▶ **Written problem**: Render every entry exactly as it appears.
---- Records provided
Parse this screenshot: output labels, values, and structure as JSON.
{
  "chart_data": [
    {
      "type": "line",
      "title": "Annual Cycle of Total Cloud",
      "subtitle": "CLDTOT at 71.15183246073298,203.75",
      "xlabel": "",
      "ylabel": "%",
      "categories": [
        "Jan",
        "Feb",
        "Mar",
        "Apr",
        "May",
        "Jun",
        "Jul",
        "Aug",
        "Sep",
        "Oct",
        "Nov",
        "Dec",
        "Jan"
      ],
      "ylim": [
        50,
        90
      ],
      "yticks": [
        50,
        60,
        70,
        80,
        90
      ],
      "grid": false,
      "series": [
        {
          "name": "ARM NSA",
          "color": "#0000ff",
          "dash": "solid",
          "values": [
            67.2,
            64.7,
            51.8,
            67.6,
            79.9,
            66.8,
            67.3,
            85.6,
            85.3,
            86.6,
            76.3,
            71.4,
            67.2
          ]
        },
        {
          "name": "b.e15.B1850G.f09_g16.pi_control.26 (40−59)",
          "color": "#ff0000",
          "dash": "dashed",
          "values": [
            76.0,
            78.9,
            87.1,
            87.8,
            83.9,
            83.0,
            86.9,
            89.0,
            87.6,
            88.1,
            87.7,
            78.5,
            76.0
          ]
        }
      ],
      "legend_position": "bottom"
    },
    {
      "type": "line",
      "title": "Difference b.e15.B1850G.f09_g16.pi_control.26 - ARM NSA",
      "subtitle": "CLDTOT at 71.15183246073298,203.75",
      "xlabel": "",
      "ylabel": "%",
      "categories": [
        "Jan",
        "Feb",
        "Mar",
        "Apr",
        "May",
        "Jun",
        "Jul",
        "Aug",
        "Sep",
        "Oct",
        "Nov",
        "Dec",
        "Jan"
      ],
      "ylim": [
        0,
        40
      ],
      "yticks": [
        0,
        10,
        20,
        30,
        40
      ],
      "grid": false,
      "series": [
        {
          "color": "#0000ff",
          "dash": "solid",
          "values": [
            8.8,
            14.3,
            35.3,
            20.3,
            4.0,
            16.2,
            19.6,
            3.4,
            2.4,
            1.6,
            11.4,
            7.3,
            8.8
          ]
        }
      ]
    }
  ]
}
--------
▶ **Full answer**:
Parse this screenshot: output labels, values, and structure as JSON.
{
  "chart_data": [
    {
      "type": "line",
      "title": "Annual Cycle of Total Cloud",
      "subtitle": "CLDTOT at 71.15183246073298,203.75",
      "xlabel": "",
      "ylabel": "%",
      "categories": [
        "Jan",
        "Feb",
        "Mar",
        "Apr",
        "May",
        "Jun",
        "Jul",
        "Aug",
        "Sep",
        "Oct",
        "Nov",
        "Dec",
        "Jan"
      ],
      "ylim": [
        50,
        90
      ],
      "yticks": [
        50,
        60,
        70,
        80,
        90
      ],
      "grid": false,
      "series": [
        {
          "name": "ARM NSA",
          "color": "#0000ff",
          "dash": "solid",
          "values": [
            67.2,
            64.7,
            51.8,
            67.6,
            79.9,
            66.8,
            67.3,
            85.6,
            85.3,
            86.6,
            76.3,
            71.4,
            67.2
          ]
        },
        {
          "name": "b.e15.B1850G.f09_g16.pi_control.26 (40−59)",
          "color": "#ff0000",
          "dash": "dashed",
          "values": [
            76.0,
            78.9,
            87.1,
            87.8,
            83.9,
            83.0,
            86.9,
            89.0,
            87.6,
            88.1,
            87.7,
            78.5,
            76.0
          ]
        }
      ],
      "legend_position": "bottom"
    },
    {
      "type": "line",
      "title": "Difference b.e15.B1850G.f09_g16.pi_control.26 - ARM NSA",
      "subtitle": "CLDTOT at 71.15183246073298,203.75",
      "xlabel": "",
      "ylabel": "%",
      "categories": [
        "Jan",
        "Feb",
        "Mar",
        "Apr",
        "May",
        "Jun",
        "Jul",
        "Aug",
        "Sep",
        "Oct",
        "Nov",
        "Dec",
        "Jan"
      ],
      "ylim": [
        0,
        40
      ],
      "yticks": [
        0,
        10,
        20,
        30,
        40
      ],
      "grid": false,
      "series": [
        {
          "color": "#0000ff",
          "dash": "solid",
          "values": [
            8.8,
            14.3,
            35.3,
            20.3,
            4.0,
            16.2,
            19.6,
            3.4,
            2.4,
            1.6,
            11.4,
            7.3,
            8.8
          ]
        }
      ]
    }
  ]
}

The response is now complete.